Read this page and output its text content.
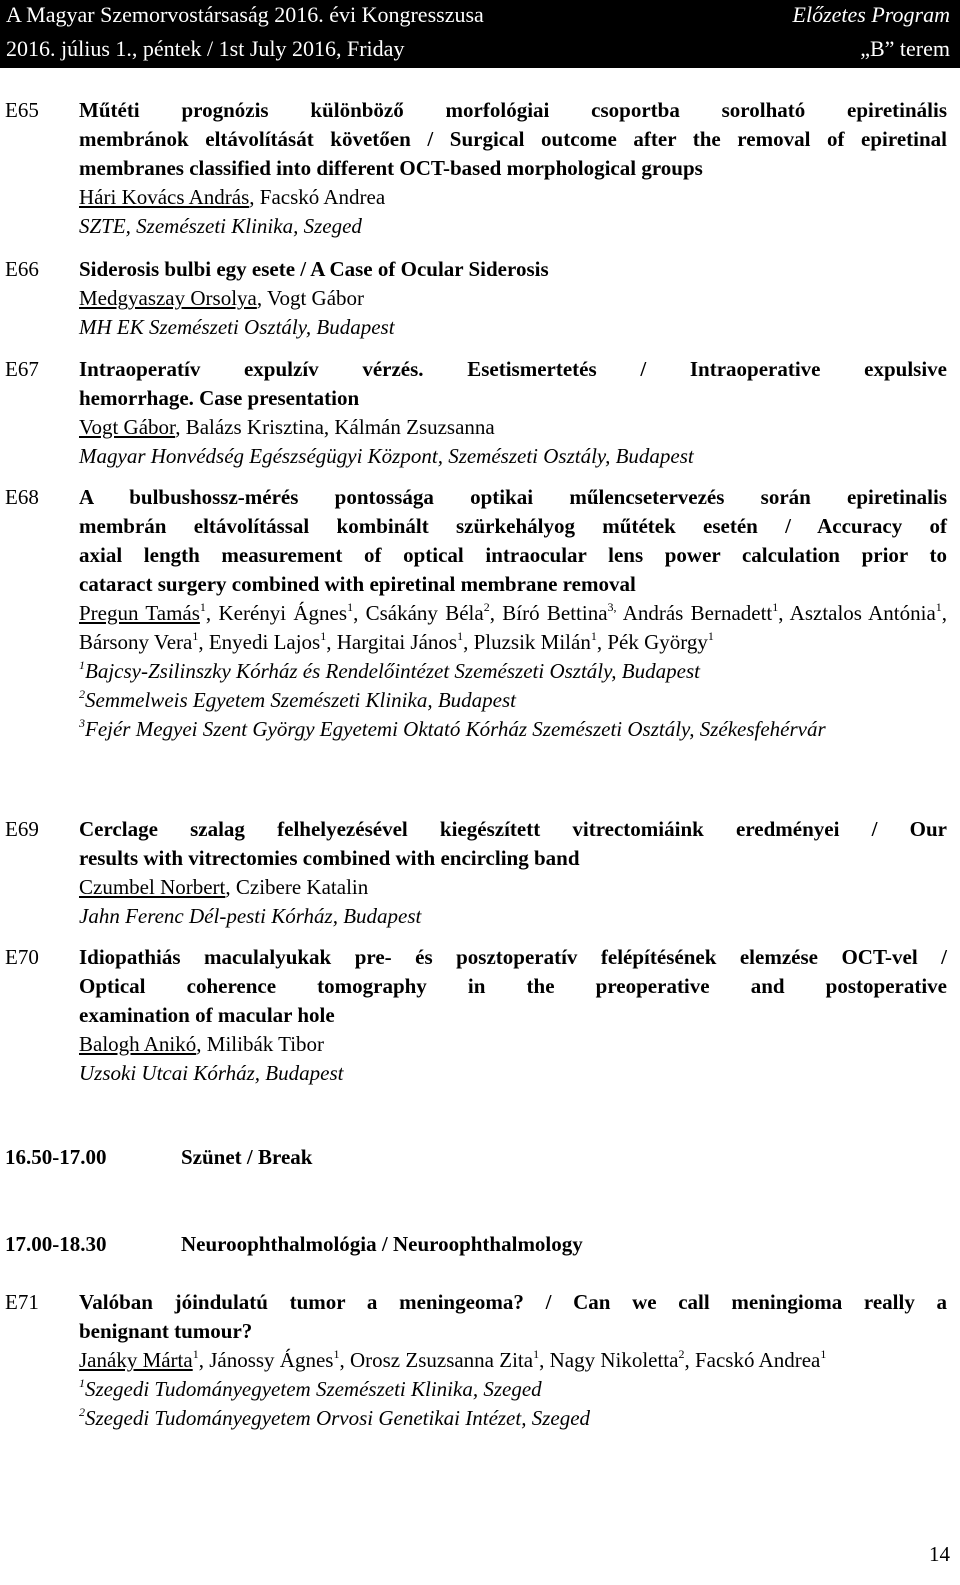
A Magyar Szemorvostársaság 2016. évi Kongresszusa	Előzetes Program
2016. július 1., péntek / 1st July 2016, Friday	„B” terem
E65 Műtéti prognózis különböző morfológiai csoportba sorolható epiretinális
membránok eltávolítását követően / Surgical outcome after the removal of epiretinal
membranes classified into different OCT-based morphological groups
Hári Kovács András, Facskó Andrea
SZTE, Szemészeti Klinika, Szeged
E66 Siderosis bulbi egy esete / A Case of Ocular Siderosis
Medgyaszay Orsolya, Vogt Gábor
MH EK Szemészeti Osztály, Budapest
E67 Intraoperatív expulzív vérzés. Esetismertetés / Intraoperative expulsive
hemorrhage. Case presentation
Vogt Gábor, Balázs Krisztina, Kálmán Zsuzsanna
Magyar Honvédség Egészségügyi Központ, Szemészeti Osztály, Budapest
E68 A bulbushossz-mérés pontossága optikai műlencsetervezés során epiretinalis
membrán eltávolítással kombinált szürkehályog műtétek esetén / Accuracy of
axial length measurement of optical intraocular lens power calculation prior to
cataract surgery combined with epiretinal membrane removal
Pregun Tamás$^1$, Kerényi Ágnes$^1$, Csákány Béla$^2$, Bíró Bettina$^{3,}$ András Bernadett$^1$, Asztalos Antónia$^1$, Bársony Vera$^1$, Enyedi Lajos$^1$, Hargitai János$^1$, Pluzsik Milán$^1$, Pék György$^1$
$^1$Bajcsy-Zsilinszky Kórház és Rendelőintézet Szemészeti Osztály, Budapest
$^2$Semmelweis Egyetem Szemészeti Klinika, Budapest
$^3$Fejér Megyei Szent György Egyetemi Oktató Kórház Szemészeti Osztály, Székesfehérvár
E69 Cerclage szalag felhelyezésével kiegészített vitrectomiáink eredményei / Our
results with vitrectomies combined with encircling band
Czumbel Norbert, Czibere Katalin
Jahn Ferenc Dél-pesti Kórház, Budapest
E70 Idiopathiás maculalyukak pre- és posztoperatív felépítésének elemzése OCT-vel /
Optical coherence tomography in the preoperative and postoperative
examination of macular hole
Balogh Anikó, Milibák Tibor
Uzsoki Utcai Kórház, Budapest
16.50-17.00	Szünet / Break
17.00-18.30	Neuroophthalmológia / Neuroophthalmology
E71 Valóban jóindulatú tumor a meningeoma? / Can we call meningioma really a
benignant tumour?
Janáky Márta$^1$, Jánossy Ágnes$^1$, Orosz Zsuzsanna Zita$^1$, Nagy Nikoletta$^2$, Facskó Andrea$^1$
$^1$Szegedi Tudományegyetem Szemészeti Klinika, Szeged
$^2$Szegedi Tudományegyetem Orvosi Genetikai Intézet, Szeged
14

........

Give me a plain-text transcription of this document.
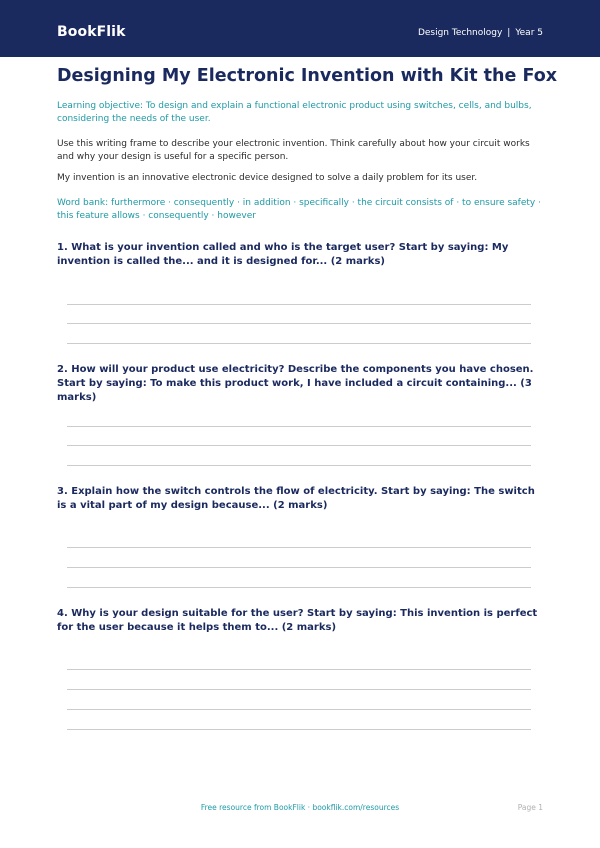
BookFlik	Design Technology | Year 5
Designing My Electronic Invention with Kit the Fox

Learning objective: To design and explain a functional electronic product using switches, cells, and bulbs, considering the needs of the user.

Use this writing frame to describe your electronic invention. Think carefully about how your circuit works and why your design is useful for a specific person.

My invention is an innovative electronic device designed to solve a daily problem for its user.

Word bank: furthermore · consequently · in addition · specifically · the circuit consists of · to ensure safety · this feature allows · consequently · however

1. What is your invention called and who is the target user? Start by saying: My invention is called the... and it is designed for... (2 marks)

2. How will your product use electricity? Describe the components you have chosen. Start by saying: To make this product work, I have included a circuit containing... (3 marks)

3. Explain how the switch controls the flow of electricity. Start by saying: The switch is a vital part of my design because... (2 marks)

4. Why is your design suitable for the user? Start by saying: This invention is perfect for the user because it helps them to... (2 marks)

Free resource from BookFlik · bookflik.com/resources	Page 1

........

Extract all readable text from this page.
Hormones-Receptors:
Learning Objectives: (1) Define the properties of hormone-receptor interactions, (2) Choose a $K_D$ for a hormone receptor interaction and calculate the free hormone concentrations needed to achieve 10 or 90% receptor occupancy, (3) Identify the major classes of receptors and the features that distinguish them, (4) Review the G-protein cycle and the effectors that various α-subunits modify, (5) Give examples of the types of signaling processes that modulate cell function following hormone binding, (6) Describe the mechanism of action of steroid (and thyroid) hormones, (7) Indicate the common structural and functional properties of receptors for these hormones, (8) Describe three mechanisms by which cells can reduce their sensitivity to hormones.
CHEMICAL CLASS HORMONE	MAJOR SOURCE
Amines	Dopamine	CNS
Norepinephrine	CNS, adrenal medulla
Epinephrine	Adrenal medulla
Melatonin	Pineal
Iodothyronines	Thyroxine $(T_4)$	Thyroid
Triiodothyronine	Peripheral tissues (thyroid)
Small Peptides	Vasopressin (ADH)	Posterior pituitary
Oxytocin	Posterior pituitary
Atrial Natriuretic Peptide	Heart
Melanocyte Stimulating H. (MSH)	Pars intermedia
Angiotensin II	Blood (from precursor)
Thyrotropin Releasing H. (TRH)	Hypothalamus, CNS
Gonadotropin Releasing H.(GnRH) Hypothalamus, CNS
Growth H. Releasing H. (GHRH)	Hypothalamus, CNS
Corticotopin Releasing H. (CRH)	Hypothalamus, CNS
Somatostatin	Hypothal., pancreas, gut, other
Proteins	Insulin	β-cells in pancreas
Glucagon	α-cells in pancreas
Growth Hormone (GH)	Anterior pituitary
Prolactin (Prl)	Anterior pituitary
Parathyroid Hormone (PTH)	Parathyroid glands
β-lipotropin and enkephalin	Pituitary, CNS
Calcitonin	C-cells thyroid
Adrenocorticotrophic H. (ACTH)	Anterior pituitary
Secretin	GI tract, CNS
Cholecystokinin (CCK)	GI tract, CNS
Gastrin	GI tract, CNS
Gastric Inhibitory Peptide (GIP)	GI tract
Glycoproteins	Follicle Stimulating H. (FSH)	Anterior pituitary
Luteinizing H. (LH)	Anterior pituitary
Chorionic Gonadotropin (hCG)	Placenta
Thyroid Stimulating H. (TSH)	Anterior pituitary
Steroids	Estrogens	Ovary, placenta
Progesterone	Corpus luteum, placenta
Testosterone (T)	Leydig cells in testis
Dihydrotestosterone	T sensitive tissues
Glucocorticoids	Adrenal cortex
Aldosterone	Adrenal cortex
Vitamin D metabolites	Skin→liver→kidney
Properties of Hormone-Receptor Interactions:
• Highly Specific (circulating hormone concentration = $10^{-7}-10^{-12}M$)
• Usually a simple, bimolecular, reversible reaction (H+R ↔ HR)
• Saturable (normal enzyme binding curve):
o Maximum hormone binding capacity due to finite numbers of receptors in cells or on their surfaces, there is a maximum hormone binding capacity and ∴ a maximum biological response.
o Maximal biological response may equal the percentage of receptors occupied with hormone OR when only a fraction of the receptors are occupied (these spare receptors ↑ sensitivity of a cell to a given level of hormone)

........

= WHAT IS NEEDED =
Return the number of lines in the data above that include the word "Magyar", and nothing else.

= RESPONSE =
2